Starting with the line that includes "Extract all readable text from this page.", write out every remaining line of the records below exactly as it appears, leaving out any images.

[Data excerpts]

════

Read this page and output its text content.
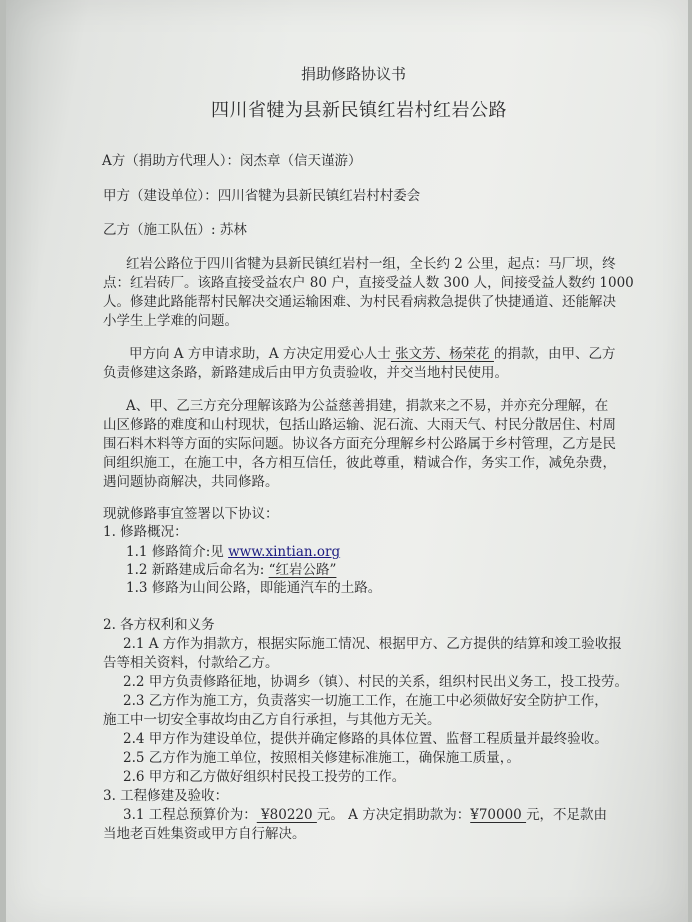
捐助修路协议书
四川省犍为县新民镇红岩村红岩公路
A方（捐助方代理人）：闵杰章（信天谨游）
甲方（建设单位）：四川省犍为县新民镇红岩村村委会
乙方（施工队伍）: 苏林
红岩公路位于四川省犍为县新民镇红岩村一组，全长约 2 公里，起点：马厂坝，终
点：红岩砖厂。该路直接受益农户 80 户，直接受益人数 300 人，间接受益人数约 1000
人。修建此路能帮村民解决交通运输困难、为村民看病救急提供了快捷通道、还能解决
小学生上学难的问题。
甲方向 A 方申请求助，A 方决定用爱心人士 张文芳、杨荣花 的捐款，由甲、乙方
负责修建这条路，新路建成后由甲方负责验收，并交当地村民使用。
A、甲、乙三方充分理解该路为公益慈善捐建，捐款来之不易，并亦充分理解，在
山区修路的难度和山村现状，包括山路运输、泥石流、大雨天气、村民分散居住、村周
围石料木料等方面的实际问题。协议各方面充分理解乡村公路属于乡村管理，乙方是民
间组织施工，在施工中，各方相互信任，彼此尊重，精诚合作，务实工作，减免杂费，
遇问题协商解决，共同修路。
现就修路事宜签署以下协议：
1. 修路概况：
1.1 修路简介:见 www.xintian.org
1.2 新路建成后命名为: “红岩公路”
1.3 修路为山间公路，即能通汽车的土路。
2. 各方权利和义务
2.1 A 方作为捐款方，根据实际施工情况、根据甲方、乙方提供的结算和竣工验收报
告等相关资料，付款给乙方。
2.2 甲方负责修路征地，协调乡（镇）、村民的关系，组织村民出义务工，投工投劳。
2.3 乙方作为施工方，负责落实一切施工工作，在施工中必须做好安全防护工作，
施工中一切安全事故均由乙方自行承担，与其他方无关。
2.4 甲方作为建设单位，提供并确定修路的具体位置、监督工程质量并最终验收。
2.5 乙方作为施工单位，按照相关修建标准施工，确保施工质量，。
2.6 甲方和乙方做好组织村民投工投劳的工作。
3. 工程修建及验收：
3.1 工程总预算价为： ¥80220 元。 A 方决定捐助款为：¥70000 元，不足款由
当地老百姓集资或甲方自行解决。
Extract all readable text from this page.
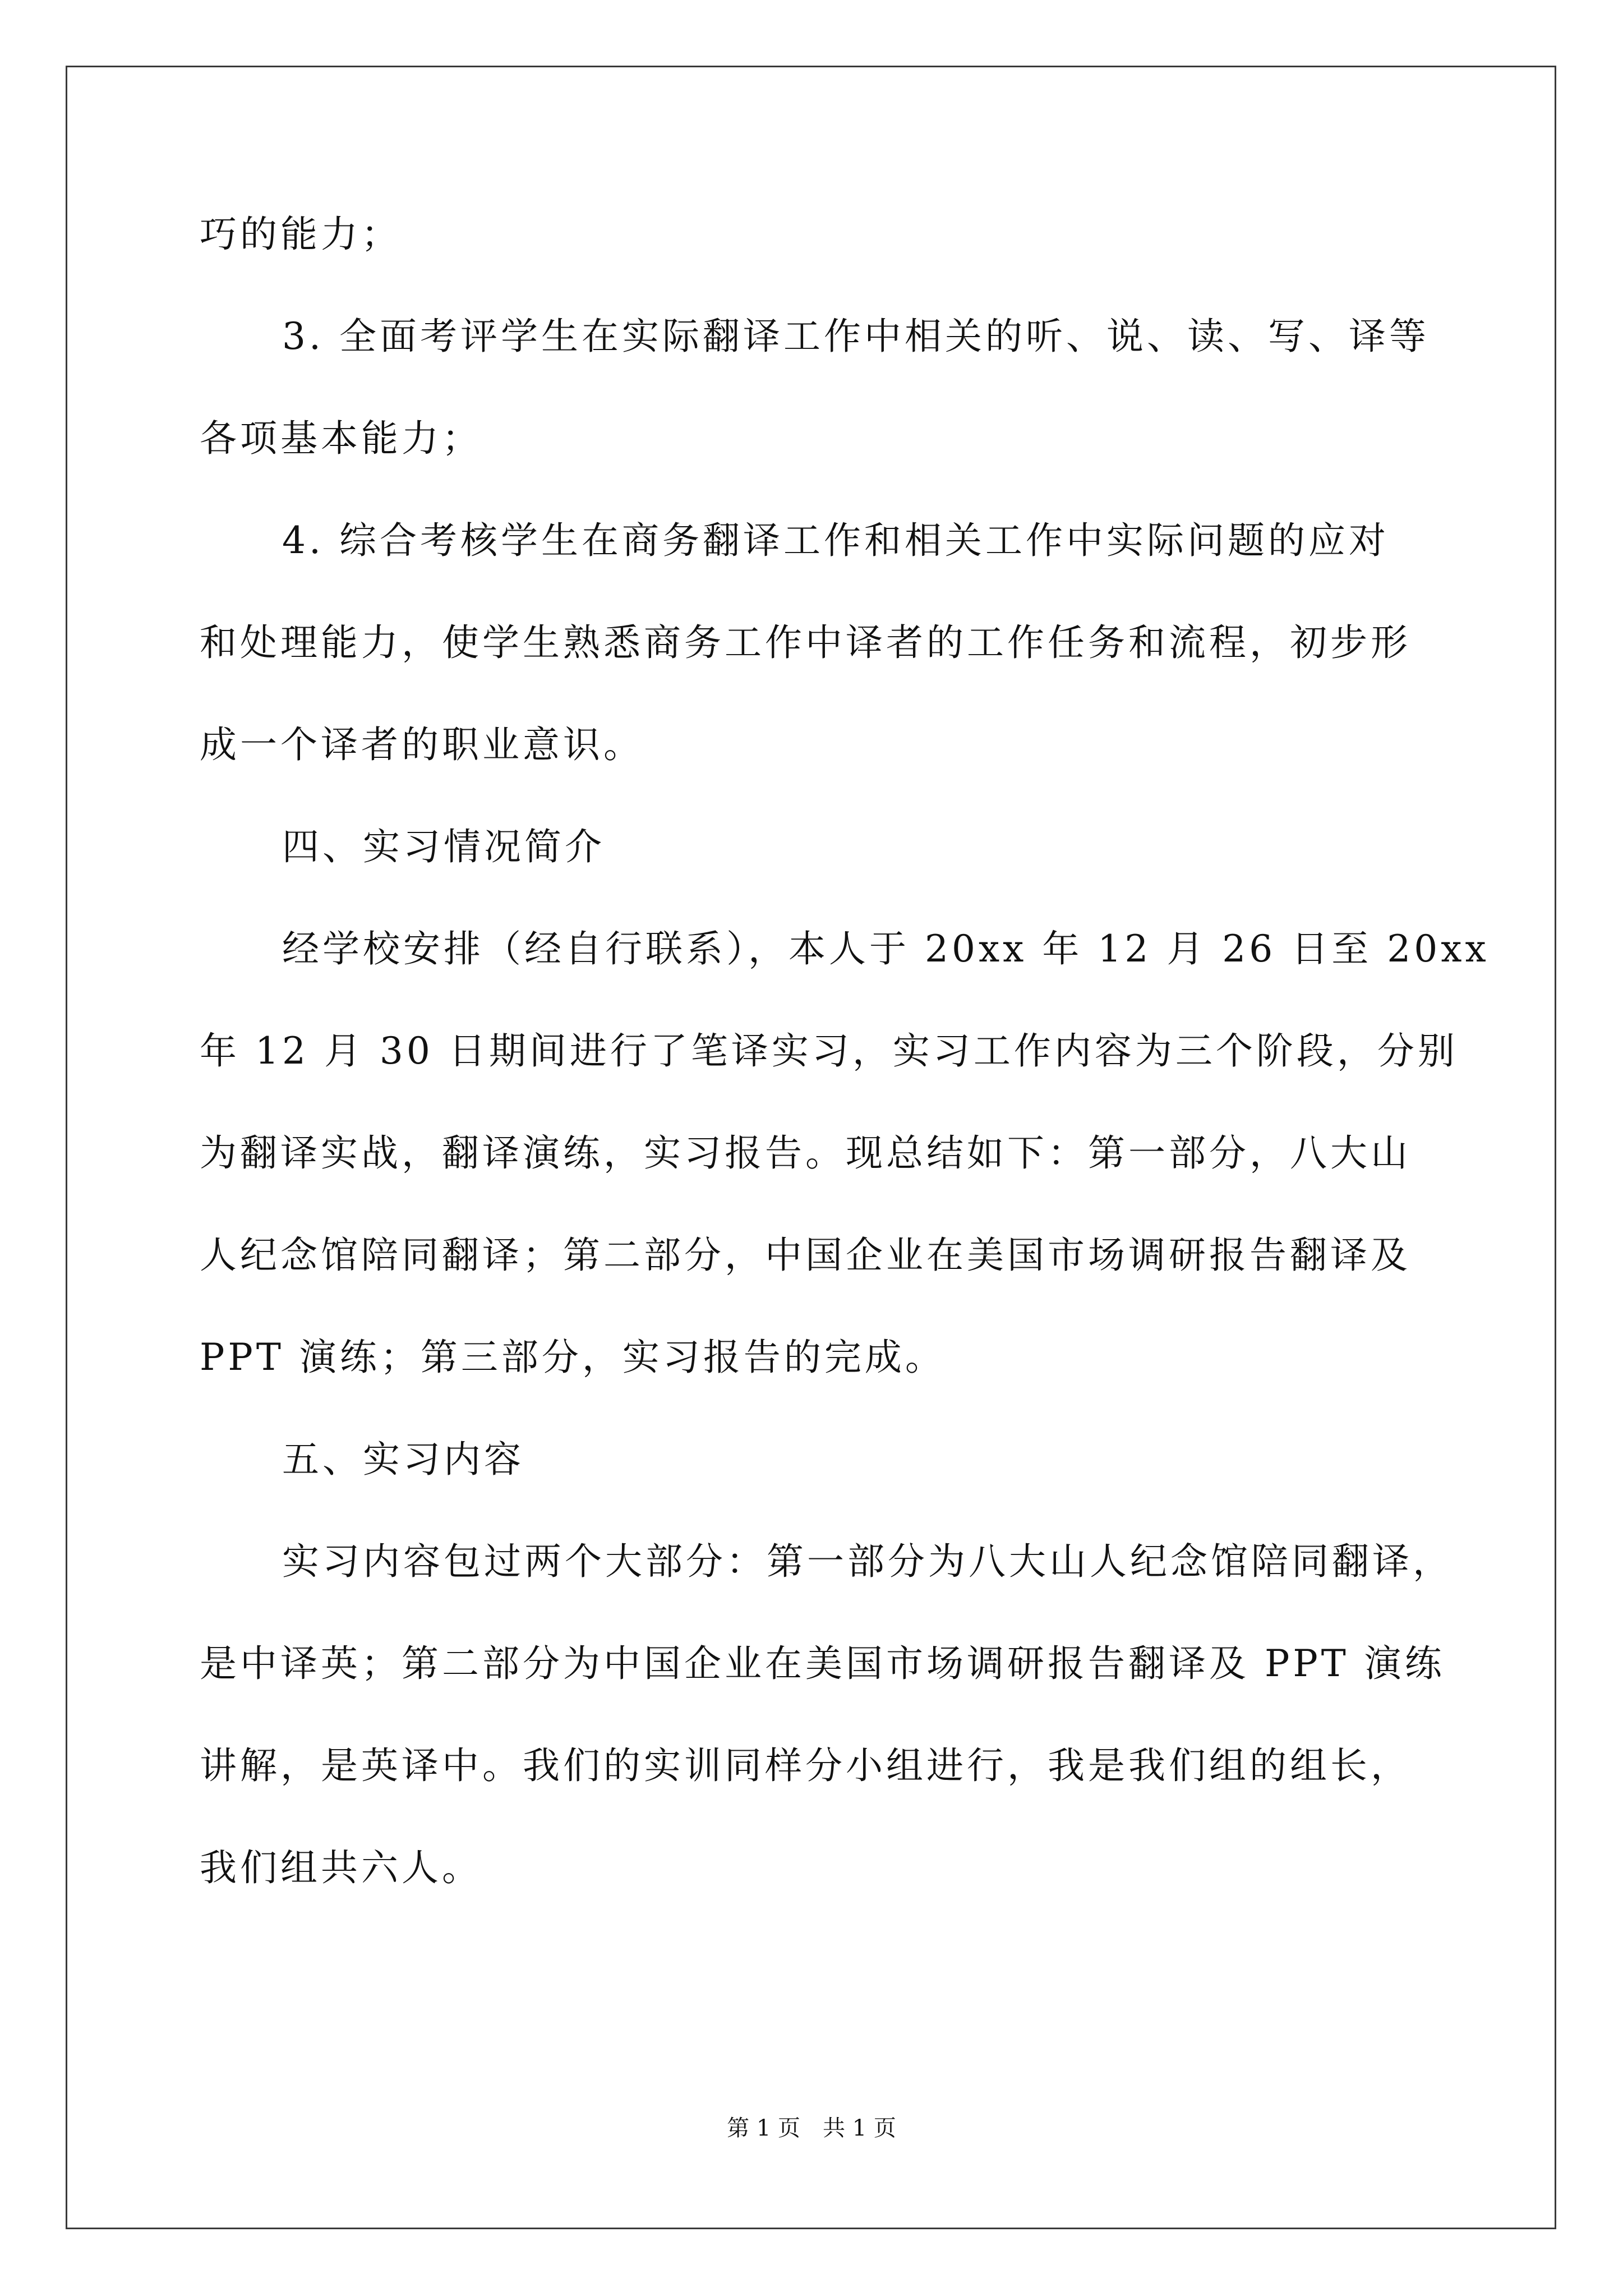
巧的能力；
3. 全面考评学生在实际翻译工作中相关的听、说、读、写、译等
各项基本能力；
4. 综合考核学生在商务翻译工作和相关工作中实际问题的应对
和处理能力，使学生熟悉商务工作中译者的工作任务和流程，初步形
成一个译者的职业意识。
四、实习情况简介
经学校安排（经自行联系），本人于 20xx 年 12 月 26 日至 20xx
年 12 月 30 日期间进行了笔译实习，实习工作内容为三个阶段，分别
为翻译实战，翻译演练，实习报告。现总结如下：第一部分，八大山
人纪念馆陪同翻译；第二部分，中国企业在美国市场调研报告翻译及
PPT 演练；第三部分，实习报告的完成。
五、实习内容
实习内容包过两个大部分：第一部分为八大山人纪念馆陪同翻译，
是中译英；第二部分为中国企业在美国市场调研报告翻译及 PPT 演练
讲解，是英译中。我们的实训同样分小组进行，我是我们组的组长，
我们组共六人。
第 1 页 共 1 页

════

TASK OUTPUT:
Extract all readable text from this page.
巧的能力；
3. 全面考评学生在实际翻译工作中相关的听、说、读、写、译等
各项基本能力；
4. 综合考核学生在商务翻译工作和相关工作中实际问题的应对
和处理能力，使学生熟悉商务工作中译者的工作任务和流程，初步形
成一个译者的职业意识。
四、实习情况简介
经学校安排（经自行联系），本人于 20xx 年 12 月 26 日至 20xx
年 12 月 30 日期间进行了笔译实习，实习工作内容为三个阶段，分别
为翻译实战，翻译演练，实习报告。现总结如下：第一部分，八大山
人纪念馆陪同翻译；第二部分，中国企业在美国市场调研报告翻译及
PPT 演练；第三部分，实习报告的完成。
五、实习内容
实习内容包过两个大部分：第一部分为八大山人纪念馆陪同翻译，
是中译英；第二部分为中国企业在美国市场调研报告翻译及 PPT 演练
讲解，是英译中。我们的实训同样分小组进行，我是我们组的组长，
我们组共六人。
第 1 页 共 1 页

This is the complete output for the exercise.